▸ What you will do
Copy the lines holding the word "Montant", all of them.

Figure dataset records
==============================
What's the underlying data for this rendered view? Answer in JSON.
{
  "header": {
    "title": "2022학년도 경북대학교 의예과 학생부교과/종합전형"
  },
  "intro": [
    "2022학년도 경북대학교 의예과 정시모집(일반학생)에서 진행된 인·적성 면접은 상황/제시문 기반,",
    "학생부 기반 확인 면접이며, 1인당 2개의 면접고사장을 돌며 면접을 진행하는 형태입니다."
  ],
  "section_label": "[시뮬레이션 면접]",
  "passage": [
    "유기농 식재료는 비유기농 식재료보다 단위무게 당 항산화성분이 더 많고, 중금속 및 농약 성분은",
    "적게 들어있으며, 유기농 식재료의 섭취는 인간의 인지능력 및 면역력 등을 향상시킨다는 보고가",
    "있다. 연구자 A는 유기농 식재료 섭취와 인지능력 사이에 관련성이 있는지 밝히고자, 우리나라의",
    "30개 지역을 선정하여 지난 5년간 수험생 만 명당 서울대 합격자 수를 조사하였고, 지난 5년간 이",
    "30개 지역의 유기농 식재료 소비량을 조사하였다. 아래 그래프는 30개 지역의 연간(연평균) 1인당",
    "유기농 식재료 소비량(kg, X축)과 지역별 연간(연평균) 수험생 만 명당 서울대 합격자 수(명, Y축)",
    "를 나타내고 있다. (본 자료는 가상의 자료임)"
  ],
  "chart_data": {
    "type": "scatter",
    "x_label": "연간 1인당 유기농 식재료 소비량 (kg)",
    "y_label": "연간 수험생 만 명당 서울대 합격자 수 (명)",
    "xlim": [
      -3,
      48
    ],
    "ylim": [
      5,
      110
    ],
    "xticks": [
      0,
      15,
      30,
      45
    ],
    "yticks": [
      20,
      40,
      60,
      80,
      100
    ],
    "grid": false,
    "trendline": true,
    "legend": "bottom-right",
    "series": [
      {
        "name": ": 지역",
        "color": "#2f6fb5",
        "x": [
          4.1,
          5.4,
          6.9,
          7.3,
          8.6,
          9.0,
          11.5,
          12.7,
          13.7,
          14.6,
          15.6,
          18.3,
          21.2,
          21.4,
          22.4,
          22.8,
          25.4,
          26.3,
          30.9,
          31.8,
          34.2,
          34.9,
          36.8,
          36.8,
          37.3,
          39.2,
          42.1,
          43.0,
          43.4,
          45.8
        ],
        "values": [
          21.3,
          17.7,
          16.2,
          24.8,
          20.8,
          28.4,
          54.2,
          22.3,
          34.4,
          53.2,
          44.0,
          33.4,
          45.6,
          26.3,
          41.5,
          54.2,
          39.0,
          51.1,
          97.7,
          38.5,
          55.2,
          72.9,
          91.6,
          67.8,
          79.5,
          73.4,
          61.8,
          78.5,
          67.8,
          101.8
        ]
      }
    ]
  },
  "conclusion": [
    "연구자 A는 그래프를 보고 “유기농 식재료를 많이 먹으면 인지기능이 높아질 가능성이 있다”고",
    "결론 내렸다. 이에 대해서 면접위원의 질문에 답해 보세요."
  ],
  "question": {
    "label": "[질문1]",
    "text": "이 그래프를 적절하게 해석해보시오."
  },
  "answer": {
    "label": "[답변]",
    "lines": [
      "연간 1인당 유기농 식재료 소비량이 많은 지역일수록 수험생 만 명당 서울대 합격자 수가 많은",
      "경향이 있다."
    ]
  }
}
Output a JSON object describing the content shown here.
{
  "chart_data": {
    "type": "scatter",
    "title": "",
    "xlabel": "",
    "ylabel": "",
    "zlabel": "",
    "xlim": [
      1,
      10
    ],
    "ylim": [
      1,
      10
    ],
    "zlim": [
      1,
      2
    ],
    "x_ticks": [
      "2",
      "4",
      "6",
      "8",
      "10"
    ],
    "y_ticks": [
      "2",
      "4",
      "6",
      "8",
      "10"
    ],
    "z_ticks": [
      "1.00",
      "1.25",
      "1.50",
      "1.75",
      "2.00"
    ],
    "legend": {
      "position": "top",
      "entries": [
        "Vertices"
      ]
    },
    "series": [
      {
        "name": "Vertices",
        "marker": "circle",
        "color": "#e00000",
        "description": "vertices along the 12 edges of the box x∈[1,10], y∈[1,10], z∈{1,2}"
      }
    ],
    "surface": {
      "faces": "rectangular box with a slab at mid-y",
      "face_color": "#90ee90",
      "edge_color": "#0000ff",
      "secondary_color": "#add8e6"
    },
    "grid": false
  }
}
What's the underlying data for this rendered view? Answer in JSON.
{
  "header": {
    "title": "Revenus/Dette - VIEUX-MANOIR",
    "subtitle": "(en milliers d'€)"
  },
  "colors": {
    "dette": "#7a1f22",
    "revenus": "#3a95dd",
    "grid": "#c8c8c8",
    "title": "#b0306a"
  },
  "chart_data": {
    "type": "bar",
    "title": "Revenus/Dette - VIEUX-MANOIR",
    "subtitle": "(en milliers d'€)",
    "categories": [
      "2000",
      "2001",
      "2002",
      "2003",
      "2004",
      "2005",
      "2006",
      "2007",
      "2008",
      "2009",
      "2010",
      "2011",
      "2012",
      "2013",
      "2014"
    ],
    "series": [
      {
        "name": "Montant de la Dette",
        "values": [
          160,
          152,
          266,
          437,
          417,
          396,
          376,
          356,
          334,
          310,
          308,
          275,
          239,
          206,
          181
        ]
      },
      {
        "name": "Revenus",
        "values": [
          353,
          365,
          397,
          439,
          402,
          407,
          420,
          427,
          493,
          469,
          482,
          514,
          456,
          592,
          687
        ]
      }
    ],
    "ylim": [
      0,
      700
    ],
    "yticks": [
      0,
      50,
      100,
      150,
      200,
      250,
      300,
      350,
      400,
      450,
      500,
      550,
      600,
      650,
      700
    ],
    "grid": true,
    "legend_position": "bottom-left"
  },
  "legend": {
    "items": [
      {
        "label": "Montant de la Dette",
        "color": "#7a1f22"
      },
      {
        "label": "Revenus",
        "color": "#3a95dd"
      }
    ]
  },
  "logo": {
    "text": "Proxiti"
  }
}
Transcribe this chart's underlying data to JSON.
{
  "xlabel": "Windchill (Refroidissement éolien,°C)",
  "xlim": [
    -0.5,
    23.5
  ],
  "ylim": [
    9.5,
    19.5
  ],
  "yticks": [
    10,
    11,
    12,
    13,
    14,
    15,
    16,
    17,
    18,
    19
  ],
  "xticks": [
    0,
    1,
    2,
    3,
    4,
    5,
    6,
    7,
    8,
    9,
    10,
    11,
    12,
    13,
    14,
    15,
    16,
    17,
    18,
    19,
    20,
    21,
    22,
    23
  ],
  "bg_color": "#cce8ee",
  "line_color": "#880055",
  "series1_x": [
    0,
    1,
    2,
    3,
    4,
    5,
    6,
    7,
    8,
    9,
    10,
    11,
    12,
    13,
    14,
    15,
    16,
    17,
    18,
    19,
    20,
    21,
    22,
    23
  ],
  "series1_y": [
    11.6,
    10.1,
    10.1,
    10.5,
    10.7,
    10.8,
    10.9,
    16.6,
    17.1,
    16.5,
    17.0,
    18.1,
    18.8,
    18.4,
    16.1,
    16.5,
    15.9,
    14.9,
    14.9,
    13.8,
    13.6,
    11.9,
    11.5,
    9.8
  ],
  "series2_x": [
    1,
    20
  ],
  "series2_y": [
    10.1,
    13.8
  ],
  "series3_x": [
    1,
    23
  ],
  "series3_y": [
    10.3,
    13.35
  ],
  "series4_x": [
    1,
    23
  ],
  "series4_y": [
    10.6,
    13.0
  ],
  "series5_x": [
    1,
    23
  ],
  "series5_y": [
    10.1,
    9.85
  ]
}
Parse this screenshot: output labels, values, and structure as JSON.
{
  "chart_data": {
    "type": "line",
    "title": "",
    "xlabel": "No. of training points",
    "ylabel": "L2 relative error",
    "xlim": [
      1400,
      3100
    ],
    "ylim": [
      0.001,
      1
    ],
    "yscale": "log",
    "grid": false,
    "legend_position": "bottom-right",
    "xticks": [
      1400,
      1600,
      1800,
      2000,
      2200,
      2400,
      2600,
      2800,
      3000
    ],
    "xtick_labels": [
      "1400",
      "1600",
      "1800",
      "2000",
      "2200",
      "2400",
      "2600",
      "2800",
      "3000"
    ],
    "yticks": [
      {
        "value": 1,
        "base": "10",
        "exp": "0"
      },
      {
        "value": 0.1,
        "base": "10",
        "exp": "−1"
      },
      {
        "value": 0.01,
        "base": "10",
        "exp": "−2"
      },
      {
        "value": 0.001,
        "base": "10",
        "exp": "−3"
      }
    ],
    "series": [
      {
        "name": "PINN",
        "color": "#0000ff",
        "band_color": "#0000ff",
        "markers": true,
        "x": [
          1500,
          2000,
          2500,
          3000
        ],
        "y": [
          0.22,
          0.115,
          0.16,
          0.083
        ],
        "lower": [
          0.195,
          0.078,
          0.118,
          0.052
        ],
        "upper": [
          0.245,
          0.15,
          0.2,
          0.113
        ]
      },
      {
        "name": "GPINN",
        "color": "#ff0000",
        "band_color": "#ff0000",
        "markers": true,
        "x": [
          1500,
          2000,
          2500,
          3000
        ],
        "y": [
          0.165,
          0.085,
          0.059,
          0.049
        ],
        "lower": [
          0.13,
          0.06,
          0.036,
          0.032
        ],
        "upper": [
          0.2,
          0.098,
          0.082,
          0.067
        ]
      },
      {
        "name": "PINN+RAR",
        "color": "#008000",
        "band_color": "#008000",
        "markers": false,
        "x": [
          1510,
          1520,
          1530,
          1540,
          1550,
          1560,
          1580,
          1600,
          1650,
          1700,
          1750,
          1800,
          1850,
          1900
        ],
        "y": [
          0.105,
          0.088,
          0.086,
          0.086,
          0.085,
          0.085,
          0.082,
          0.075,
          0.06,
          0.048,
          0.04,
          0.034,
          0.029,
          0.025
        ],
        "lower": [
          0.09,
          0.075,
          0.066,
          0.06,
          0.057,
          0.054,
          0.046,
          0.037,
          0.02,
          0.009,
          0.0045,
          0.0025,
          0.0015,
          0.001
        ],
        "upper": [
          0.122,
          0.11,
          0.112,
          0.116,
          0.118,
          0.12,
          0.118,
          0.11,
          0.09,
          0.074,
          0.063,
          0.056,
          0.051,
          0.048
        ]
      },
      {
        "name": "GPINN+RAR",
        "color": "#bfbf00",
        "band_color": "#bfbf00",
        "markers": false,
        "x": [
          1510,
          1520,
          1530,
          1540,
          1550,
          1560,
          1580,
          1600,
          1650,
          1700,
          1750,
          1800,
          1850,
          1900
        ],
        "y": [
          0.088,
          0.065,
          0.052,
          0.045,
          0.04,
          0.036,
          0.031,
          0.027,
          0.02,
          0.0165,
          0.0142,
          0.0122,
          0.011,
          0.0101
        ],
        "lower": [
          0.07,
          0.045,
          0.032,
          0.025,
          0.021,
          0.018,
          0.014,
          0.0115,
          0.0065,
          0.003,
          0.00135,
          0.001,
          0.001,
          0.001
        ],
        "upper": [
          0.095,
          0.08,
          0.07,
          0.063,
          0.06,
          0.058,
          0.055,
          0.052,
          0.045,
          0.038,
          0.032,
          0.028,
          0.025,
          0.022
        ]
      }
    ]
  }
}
==============================
▸ Result of the task
        "name": "Montant de la Dette",
        "label": "Montant de la Dette",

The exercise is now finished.